What you will do – Print all of the data exactly as written.

Data entries:
■ ■ ■ ■ ■
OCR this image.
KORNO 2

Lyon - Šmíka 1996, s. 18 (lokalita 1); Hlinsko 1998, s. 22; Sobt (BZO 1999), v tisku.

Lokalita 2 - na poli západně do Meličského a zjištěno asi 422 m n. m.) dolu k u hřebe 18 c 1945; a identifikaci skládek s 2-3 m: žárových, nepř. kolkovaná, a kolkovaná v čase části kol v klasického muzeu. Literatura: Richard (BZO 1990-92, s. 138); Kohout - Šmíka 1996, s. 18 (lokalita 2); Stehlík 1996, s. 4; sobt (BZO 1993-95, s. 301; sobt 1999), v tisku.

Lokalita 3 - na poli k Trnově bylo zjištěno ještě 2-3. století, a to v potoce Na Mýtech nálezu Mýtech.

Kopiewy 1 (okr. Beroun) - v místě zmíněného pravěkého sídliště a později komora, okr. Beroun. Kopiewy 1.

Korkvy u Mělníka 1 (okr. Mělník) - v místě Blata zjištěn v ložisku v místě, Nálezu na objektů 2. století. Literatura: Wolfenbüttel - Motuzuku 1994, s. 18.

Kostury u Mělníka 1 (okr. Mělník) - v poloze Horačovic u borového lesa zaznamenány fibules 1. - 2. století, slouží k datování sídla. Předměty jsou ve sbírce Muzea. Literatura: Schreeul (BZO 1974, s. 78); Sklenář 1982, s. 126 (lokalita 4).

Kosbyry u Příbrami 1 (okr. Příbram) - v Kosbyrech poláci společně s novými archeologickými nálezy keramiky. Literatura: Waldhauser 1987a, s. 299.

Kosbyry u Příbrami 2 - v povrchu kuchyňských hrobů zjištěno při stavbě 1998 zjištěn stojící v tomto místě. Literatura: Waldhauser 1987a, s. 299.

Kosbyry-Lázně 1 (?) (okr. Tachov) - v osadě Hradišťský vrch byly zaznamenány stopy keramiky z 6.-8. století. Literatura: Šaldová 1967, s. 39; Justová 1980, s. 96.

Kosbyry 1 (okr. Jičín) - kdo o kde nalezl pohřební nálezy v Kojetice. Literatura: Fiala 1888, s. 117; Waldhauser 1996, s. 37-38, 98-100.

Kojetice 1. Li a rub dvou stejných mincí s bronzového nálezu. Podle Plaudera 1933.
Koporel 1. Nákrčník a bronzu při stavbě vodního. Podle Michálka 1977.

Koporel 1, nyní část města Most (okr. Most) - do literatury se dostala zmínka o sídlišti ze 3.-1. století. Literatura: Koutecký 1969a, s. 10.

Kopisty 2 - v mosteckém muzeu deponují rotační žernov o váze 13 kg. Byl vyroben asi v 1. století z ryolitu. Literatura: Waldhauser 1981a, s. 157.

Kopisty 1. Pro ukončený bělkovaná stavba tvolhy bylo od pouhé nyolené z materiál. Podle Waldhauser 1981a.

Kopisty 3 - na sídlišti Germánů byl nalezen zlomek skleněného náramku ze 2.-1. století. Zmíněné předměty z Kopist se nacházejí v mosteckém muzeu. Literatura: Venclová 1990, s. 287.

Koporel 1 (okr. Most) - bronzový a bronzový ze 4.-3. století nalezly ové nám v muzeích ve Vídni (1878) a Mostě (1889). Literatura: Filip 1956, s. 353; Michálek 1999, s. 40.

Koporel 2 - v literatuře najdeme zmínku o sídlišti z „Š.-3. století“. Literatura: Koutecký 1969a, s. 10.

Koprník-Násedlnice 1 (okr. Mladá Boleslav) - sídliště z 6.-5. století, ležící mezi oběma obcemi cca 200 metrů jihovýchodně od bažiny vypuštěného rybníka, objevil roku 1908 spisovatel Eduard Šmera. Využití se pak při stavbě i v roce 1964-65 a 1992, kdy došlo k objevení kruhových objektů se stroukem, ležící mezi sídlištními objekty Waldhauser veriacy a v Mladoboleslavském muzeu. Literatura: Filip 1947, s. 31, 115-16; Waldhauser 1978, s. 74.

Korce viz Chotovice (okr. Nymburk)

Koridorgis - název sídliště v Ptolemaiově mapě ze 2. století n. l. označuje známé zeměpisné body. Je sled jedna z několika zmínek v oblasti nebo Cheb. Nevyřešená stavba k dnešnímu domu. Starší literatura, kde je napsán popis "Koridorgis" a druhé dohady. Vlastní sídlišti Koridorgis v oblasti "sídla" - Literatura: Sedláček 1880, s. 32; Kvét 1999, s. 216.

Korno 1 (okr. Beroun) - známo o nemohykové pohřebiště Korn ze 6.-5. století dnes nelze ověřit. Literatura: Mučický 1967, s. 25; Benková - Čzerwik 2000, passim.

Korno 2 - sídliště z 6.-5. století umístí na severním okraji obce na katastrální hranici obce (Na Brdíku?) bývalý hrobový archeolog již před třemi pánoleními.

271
■ ■ ■ ■ ■
Solution below –
OCR this image.
KORNO 2

Lyon - Šmíka 1996, s. 18 (lokalita 1); Hlinsko 1998, s. 22; Sobt (BZO 1999), v tisku.

Lokalita 2 - na poli západně do Meličského a zjištěno asi 422 m n. m.) dolu k u hřebe 18 c 1945; a identifikaci skládek s 2-3 m: žárových, nepř. kolkovaná, a kolkovaná v čase části kol v klasického muzeu. Literatura: Richard (BZO 1990-92, s. 138); Kohout - Šmíka 1996, s. 18 (lokalita 2); Stehlík 1996, s. 4; sobt (BZO 1993-95, s. 301; sobt 1999), v tisku.

Lokalita 3 - na poli k Trnově bylo zjištěno ještě 2-3. století, a to v potoce Na Mýtech nálezu Mýtech.

Kopiewy 1 (okr. Beroun) - v místě zmíněného pravěkého sídliště a později komora, okr. Beroun. Kopiewy 1.

Korkvy u Mělníka 1 (okr. Mělník) - v místě Blata zjištěn v ložisku v místě, Nálezu na objektů 2. století. Literatura: Wolfenbüttel - Motuzuku 1994, s. 18.

Kostury u Mělníka 1 (okr. Mělník) - v poloze Horačovic u borového lesa zaznamenány fibules 1. - 2. století, slouží k datování sídla. Předměty jsou ve sbírce Muzea. Literatura: Schreeul (BZO 1974, s. 78); Sklenář 1982, s. 126 (lokalita 4).

Kosbyry u Příbrami 1 (okr. Příbram) - v Kosbyrech poláci společně s novými archeologickými nálezy keramiky. Literatura: Waldhauser 1987a, s. 299.

Kosbyry u Příbrami 2 - v povrchu kuchyňských hrobů zjištěno při stavbě 1998 zjištěn stojící v tomto místě. Literatura: Waldhauser 1987a, s. 299.

Kosbyry-Lázně 1 (?) (okr. Tachov) - v osadě Hradišťský vrch byly zaznamenány stopy keramiky z 6.-8. století. Literatura: Šaldová 1967, s. 39; Justová 1980, s. 96.

Kosbyry 1 (okr. Jičín) - kdo o kde nalezl pohřební nálezy v Kojetice. Literatura: Fiala 1888, s. 117; Waldhauser 1996, s. 37-38, 98-100.

Kojetice 1. Li a rub dvou stejných mincí s bronzového nálezu. Podle Plaudera 1933.
Koporel 1. Nákrčník a bronzu při stavbě vodního. Podle Michálka 1977.

Koporel 1, nyní část města Most (okr. Most) - do literatury se dostala zmínka o sídlišti ze 3.-1. století. Literatura: Koutecký 1969a, s. 10.

Kopisty 2 - v mosteckém muzeu deponují rotační žernov o váze 13 kg. Byl vyroben asi v 1. století z ryolitu. Literatura: Waldhauser 1981a, s. 157.

Kopisty 1. Pro ukončený bělkovaná stavba tvolhy bylo od pouhé nyolené z materiál. Podle Waldhauser 1981a.

Kopisty 3 - na sídlišti Germánů byl nalezen zlomek skleněného náramku ze 2.-1. století. Zmíněné předměty z Kopist se nacházejí v mosteckém muzeu. Literatura: Venclová 1990, s. 287.

Koporel 1 (okr. Most) - bronzový a bronzový ze 4.-3. století nalezly ové nám v muzeích ve Vídni (1878) a Mostě (1889). Literatura: Filip 1956, s. 353; Michálek 1999, s. 40.

Koporel 2 - v literatuře najdeme zmínku o sídlišti z „Š.-3. století“. Literatura: Koutecký 1969a, s. 10.

Koprník-Násedlnice 1 (okr. Mladá Boleslav) - sídliště z 6.-5. století, ležící mezi oběma obcemi cca 200 metrů jihovýchodně od bažiny vypuštěného rybníka, objevil roku 1908 spisovatel Eduard Šmera. Využití se pak při stavbě i v roce 1964-65 a 1992, kdy došlo k objevení kruhových objektů se stroukem, ležící mezi sídlištními objekty Waldhauser veriacy a v Mladoboleslavském muzeu. Literatura: Filip 1947, s. 31, 115-16; Waldhauser 1978, s. 74.

Korce viz Chotovice (okr. Nymburk)

Koridorgis - název sídliště v Ptolemaiově mapě ze 2. století n. l. označuje známé zeměpisné body. Je sled jedna z několika zmínek v oblasti nebo Cheb. Nevyřešená stavba k dnešnímu domu. Starší literatura, kde je napsán popis "Koridorgis" a druhé dohady. Vlastní sídlišti Koridorgis v oblasti "sídla" - Literatura: Sedláček 1880, s. 32; Kvét 1999, s. 216.

Korno 1 (okr. Beroun) - známo o nemohykové pohřebiště Korn ze 6.-5. století dnes nelze ověřit. Literatura: Mučický 1967, s. 25; Benková - Čzerwik 2000, passim.

Korno 2 - sídliště z 6.-5. století umístí na severním okraji obce na katastrální hranici obce (Na Brdíku?) bývalý hrobový archeolog již před třemi pánoleními.

271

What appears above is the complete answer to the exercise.